Exercise task => In the material below, identify each line bearing the word "rainfall". Reproduce those lines.

Figure data in JSON
————————
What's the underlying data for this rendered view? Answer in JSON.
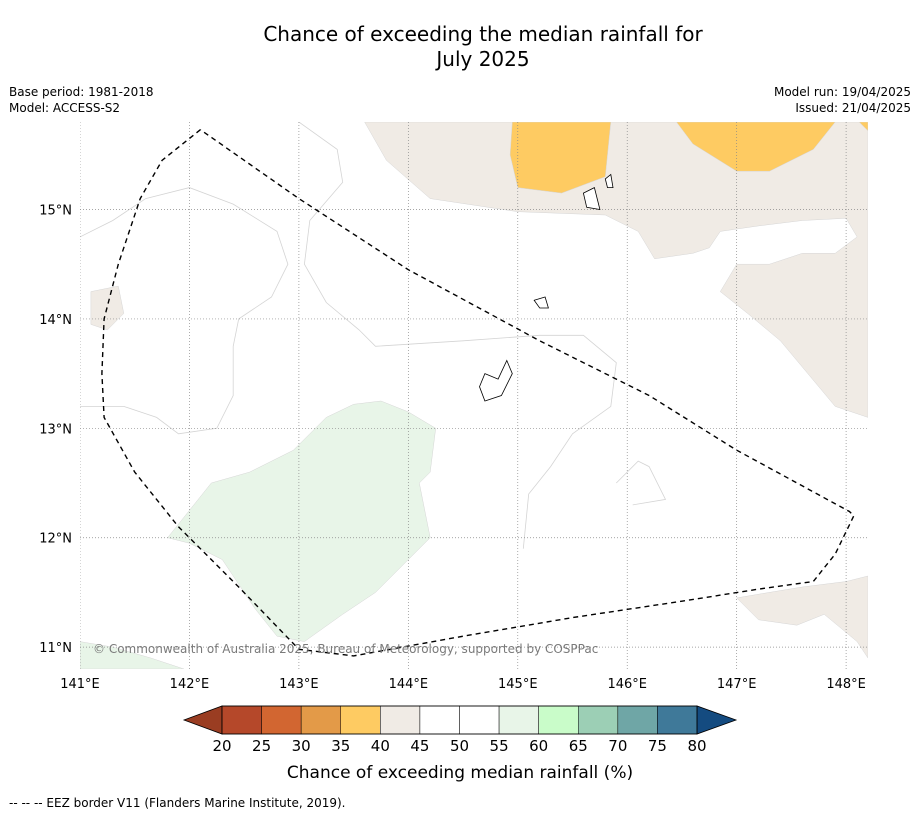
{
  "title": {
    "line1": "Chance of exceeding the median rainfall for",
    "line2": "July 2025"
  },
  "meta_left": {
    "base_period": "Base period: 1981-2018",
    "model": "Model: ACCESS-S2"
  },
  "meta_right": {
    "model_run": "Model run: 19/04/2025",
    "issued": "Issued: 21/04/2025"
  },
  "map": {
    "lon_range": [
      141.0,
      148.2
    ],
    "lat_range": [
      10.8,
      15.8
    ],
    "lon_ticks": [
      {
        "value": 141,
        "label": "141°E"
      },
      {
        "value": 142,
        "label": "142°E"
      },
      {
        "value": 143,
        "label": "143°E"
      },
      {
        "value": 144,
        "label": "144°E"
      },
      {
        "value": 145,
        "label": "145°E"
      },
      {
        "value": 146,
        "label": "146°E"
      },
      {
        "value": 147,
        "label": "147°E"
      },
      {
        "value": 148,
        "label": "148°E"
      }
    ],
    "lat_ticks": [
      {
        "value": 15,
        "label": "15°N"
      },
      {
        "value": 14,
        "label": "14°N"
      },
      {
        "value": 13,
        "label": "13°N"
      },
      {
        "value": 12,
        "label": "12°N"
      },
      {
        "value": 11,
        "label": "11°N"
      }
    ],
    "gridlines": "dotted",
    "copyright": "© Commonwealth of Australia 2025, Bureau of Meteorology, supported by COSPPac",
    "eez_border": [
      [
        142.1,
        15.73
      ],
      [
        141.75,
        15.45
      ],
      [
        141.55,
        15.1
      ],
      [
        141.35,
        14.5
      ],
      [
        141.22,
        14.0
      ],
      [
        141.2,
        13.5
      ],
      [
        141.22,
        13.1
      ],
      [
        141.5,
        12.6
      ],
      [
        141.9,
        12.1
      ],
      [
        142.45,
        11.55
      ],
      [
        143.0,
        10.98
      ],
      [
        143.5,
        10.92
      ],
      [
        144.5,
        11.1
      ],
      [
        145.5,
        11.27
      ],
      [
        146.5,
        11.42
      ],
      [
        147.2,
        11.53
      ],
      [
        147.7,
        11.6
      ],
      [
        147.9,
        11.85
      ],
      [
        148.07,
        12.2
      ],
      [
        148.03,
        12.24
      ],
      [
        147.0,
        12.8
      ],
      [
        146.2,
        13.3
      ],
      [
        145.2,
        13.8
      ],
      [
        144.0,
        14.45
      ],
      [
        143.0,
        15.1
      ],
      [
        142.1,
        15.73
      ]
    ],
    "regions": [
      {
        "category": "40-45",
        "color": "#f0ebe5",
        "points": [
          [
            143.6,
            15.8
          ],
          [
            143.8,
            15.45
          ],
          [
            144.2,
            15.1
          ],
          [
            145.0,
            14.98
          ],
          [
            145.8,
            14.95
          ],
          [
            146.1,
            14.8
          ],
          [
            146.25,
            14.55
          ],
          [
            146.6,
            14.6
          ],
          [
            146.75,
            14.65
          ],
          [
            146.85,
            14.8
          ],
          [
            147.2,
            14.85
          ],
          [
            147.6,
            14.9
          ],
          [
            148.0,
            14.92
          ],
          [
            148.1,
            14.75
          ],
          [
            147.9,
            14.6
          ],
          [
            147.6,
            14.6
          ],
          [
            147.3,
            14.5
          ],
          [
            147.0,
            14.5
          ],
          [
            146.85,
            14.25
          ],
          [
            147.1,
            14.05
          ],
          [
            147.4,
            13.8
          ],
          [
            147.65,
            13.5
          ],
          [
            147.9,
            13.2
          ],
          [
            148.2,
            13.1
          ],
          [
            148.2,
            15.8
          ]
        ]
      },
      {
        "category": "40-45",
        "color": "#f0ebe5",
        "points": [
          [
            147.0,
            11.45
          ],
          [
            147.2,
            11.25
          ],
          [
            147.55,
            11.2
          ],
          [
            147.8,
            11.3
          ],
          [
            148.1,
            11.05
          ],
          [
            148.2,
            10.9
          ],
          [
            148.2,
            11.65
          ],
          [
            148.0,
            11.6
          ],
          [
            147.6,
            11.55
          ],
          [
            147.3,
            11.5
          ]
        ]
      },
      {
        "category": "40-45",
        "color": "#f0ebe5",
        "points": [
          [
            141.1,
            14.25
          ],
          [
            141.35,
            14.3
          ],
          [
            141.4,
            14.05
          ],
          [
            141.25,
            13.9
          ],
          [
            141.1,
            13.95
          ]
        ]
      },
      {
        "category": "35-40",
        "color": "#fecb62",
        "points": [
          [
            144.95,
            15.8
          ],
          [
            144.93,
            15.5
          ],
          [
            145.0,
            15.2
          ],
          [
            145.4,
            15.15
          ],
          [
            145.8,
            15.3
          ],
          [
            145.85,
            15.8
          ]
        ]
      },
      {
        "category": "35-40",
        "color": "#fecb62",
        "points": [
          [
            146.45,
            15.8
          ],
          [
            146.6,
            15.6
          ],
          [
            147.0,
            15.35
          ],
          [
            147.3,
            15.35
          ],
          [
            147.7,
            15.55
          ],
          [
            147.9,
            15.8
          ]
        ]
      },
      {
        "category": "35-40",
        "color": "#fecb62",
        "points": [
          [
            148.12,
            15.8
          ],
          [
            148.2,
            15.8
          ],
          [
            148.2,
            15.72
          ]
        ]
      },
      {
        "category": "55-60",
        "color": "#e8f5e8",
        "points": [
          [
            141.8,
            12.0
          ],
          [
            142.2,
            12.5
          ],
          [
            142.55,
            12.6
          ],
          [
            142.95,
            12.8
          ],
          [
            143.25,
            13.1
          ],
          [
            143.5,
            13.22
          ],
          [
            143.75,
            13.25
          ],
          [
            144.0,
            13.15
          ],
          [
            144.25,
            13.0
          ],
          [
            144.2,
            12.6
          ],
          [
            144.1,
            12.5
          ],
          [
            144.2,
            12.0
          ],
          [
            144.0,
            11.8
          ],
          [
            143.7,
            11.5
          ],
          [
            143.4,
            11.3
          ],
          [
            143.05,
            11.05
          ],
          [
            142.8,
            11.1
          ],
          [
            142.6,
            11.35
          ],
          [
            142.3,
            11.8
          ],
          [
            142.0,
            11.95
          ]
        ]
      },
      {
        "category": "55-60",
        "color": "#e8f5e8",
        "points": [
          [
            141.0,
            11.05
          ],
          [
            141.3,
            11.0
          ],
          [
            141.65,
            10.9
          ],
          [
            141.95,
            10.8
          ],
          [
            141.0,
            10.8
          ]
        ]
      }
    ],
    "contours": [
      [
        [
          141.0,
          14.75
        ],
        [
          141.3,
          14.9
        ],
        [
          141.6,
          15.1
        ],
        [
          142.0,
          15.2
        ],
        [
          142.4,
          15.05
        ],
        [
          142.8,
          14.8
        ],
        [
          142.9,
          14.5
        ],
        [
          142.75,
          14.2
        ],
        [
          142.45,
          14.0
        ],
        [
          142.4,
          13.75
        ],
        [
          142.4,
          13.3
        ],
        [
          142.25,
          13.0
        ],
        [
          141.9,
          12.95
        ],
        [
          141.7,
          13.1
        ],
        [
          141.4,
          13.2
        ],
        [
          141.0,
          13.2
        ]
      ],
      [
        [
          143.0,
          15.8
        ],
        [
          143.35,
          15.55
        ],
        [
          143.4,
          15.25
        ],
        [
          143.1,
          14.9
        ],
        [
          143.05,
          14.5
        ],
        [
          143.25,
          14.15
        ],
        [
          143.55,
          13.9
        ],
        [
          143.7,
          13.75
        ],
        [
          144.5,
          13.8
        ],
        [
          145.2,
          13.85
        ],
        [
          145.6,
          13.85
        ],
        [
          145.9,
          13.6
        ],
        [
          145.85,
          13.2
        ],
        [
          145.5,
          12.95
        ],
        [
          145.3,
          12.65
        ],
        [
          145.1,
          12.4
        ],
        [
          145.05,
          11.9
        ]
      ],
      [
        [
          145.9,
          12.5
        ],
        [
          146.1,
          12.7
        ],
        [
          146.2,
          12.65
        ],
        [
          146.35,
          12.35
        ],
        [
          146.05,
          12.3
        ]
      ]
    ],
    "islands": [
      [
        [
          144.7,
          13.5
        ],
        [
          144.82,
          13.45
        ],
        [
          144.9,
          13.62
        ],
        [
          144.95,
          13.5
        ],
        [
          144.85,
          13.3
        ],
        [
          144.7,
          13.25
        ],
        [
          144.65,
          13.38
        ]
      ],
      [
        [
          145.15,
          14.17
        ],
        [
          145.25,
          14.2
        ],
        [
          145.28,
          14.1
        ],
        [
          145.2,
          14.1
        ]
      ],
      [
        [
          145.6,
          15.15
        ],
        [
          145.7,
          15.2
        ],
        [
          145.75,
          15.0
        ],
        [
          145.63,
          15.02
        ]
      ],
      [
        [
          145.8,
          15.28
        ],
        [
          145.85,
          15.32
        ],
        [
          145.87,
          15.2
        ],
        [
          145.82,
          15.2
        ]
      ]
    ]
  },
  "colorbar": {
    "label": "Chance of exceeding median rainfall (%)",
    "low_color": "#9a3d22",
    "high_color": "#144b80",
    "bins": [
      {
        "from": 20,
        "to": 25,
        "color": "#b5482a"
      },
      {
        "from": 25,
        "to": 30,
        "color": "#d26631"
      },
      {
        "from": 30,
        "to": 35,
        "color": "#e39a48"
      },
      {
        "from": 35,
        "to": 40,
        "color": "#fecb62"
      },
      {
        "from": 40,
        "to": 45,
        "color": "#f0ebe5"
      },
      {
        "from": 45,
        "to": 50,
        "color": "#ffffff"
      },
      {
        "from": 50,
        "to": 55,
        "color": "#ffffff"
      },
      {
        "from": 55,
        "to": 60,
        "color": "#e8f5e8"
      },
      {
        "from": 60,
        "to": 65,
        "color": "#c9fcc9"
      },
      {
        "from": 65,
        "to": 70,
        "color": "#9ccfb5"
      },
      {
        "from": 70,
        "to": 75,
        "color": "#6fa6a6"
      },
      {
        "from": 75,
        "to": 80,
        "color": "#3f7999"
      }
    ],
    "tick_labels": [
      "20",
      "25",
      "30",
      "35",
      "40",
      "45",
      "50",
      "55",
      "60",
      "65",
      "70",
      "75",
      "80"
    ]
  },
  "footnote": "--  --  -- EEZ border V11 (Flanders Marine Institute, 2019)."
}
————————
Solution to the problem =>
    "line1": "Chance of exceeding the median rainfall for",
    "label": "Chance of exceeding median rainfall (%)",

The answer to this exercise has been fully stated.